> **Objective a**: In the loaders excerpt below, rewrite the stretch from "Loaders refer to" through "CSVs, JSON, etc.", changing "format" to "structure".

━━━━━ Excerpted text

Loaders refer to components that are used to load or ingest data from various sources such as files, databases, APIs, or even web pages, and converting that data into a format that can be processed by LangChain.

DocumentLoaders load data into the standard LangChain Document format.

*Each DocumentLoader has its own specific parameters, but they can all be invoked in the same way with the ***.load*** method.*

## Types of Loaders:


*   **File Loaders:** These load data from files like text files, PDFs, CSVs, JSON, etc.

*   **Database Loaders:** These load data from databases, converting rows or documents into a format that can be used by the language model.

* **Web Loaders:** These scrape or fetch content from web pages, transforming the retrieved text into a structured format.

* **API Loaders:** These fetch data from APIs and convert the responses into a usable format for further processing.

* **Customization:**
 LangChain allows you to create custom loaders if your data source doesn’t fit the pre-existing loaders. This flexibility ensures you can integrate almost any data source into your language model application.


###  Preprocessing:
Loader performs necessary preprocessing steps such as tokenization, normalization and format conversiotn to ensure data is in the optimal state for model consumption

 ### Integration:
 Once the data is loaded, it can be passed through various components of LangChain, such as text splitting, embedding generation, memory integration, or directly into a language model for processing.



---

#### Example Use Case

---


If you have a large set of PDF documents and you want to extract the text content for use in a language model application, you could use a PDF loader in LangChain to automate this process. The loader would read each PDF, extract the text, and format it in a way that the language model can use it for tasks like summarization, question answering, or information retrieval.

━━━━━━━━━━

> **Objective b**: Repeat the records verbatim from their first line through the line that contains "search-bar[interactable]: Search or", both included.

━━━━━ Information given

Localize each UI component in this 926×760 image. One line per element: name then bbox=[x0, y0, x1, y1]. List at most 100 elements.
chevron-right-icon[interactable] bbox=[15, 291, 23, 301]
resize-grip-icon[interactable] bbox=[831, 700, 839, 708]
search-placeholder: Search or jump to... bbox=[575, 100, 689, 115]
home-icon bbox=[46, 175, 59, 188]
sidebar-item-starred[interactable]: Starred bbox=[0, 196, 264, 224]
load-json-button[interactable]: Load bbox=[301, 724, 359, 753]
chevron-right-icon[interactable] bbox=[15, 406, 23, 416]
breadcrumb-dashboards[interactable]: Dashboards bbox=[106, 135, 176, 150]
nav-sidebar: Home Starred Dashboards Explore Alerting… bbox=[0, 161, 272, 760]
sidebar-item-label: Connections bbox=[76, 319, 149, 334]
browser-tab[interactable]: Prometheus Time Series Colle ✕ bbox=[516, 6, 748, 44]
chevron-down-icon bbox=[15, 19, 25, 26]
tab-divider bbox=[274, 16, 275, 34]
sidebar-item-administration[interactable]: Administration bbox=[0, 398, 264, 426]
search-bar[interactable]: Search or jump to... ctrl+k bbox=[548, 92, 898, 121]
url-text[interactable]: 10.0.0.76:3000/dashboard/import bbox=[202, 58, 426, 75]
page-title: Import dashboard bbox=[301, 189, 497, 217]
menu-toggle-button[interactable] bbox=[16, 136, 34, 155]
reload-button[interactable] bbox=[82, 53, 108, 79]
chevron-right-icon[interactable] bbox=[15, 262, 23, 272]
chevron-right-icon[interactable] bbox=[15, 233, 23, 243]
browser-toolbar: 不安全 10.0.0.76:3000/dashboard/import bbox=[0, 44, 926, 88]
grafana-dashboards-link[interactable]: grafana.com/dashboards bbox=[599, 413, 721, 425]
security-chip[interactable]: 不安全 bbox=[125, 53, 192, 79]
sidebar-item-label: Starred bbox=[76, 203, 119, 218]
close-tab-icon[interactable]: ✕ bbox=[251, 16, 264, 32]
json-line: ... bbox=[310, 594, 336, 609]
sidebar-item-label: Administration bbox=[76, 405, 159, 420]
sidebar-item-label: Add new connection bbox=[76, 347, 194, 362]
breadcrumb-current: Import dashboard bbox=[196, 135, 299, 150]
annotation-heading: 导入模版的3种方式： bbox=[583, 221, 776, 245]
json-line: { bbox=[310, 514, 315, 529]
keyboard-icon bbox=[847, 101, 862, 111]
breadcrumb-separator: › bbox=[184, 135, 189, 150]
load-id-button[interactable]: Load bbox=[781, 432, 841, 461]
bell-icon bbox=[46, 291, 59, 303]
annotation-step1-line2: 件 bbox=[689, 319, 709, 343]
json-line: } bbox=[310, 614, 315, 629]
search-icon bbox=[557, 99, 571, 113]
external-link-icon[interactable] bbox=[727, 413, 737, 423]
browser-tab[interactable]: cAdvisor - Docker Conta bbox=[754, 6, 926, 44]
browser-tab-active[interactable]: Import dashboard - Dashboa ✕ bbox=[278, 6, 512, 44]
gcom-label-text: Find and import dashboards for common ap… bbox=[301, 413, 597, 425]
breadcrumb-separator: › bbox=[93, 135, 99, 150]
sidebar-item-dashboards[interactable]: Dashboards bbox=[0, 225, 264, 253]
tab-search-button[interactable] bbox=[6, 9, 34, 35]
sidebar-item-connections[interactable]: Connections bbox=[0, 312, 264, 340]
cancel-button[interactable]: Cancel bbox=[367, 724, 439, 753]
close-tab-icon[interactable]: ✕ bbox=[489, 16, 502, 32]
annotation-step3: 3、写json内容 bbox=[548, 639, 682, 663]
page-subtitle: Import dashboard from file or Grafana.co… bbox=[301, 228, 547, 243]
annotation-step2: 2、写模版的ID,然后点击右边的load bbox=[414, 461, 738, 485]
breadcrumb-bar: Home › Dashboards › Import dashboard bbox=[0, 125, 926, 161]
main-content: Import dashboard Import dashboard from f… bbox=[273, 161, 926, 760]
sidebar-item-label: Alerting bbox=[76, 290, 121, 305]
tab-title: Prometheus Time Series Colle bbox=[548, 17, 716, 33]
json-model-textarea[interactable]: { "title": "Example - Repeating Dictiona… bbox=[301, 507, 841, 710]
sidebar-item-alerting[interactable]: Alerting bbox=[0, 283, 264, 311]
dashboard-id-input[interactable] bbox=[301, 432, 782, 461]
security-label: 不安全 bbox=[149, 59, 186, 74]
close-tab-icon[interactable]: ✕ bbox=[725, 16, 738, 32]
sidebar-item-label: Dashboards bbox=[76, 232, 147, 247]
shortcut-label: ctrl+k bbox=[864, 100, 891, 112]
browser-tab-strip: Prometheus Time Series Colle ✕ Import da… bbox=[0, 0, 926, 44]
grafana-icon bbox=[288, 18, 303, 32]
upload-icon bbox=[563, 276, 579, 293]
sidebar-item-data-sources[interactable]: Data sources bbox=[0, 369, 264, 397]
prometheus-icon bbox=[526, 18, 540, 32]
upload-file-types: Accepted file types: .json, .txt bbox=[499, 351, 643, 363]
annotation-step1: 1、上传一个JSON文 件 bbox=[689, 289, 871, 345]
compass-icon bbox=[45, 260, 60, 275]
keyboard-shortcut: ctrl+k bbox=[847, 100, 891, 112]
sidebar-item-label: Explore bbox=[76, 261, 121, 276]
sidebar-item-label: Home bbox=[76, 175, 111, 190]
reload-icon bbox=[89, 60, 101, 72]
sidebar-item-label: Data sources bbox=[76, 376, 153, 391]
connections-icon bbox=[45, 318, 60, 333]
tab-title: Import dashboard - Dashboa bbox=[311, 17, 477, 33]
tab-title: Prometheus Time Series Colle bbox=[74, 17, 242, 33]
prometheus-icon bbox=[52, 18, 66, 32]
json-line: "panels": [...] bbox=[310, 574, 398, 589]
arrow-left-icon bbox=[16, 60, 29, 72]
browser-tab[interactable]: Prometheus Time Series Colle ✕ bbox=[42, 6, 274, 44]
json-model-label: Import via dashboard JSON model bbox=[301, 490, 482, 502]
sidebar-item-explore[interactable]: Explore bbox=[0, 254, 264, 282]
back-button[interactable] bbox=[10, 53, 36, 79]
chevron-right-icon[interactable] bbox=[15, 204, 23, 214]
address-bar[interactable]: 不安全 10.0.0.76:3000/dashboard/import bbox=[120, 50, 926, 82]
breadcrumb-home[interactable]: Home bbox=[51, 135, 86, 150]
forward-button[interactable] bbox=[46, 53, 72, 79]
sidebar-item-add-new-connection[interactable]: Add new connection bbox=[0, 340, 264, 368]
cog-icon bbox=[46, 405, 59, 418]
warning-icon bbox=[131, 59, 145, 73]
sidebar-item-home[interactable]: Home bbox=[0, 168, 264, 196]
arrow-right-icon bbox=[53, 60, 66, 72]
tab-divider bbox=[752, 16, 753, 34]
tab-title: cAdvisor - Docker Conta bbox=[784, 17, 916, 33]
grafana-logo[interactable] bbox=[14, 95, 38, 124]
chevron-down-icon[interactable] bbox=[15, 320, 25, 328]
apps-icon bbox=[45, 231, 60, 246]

━━━━━━━━━━

> **Complete answer a**:
Loaders refer to components that are used to load or ingest data from various sources such as files, databases, APIs, or even web pages, and converting that data into a structure that can be processed by LangChain.

DocumentLoaders load data into the standard LangChain Document structure.

*Each DocumentLoader has its own specific parameters, but they can all be invoked in the same way with the ***.load*** method.*

## Types of Loaders:


*   **File Loaders:** These load data from files like text files, PDFs, CSVs, JSON, etc.

> **Complete answer b**:
Localize each UI component in this 926×760 image. One line per element: name then bbox=[x0, y0, x1, y1]. List at most 100 elements.
chevron-right-icon[interactable] bbox=[15, 291, 23, 301]
resize-grip-icon[interactable] bbox=[831, 700, 839, 708]
search-placeholder: Search or jump to... bbox=[575, 100, 689, 115]
home-icon bbox=[46, 175, 59, 188]
sidebar-item-starred[interactable]: Starred bbox=[0, 196, 264, 224]
load-json-button[interactable]: Load bbox=[301, 724, 359, 753]
chevron-right-icon[interactable] bbox=[15, 406, 23, 416]
breadcrumb-dashboards[interactable]: Dashboards bbox=[106, 135, 176, 150]
nav-sidebar: Home Starred Dashboards Explore Alerting… bbox=[0, 161, 272, 760]
sidebar-item-label: Connections bbox=[76, 319, 149, 334]
browser-tab[interactable]: Prometheus Time Series Colle ✕ bbox=[516, 6, 748, 44]
chevron-down-icon bbox=[15, 19, 25, 26]
tab-divider bbox=[274, 16, 275, 34]
sidebar-item-administration[interactable]: Administration bbox=[0, 398, 264, 426]
search-bar[interactable]: Search or jump to... ctrl+k bbox=[548, 92, 898, 121]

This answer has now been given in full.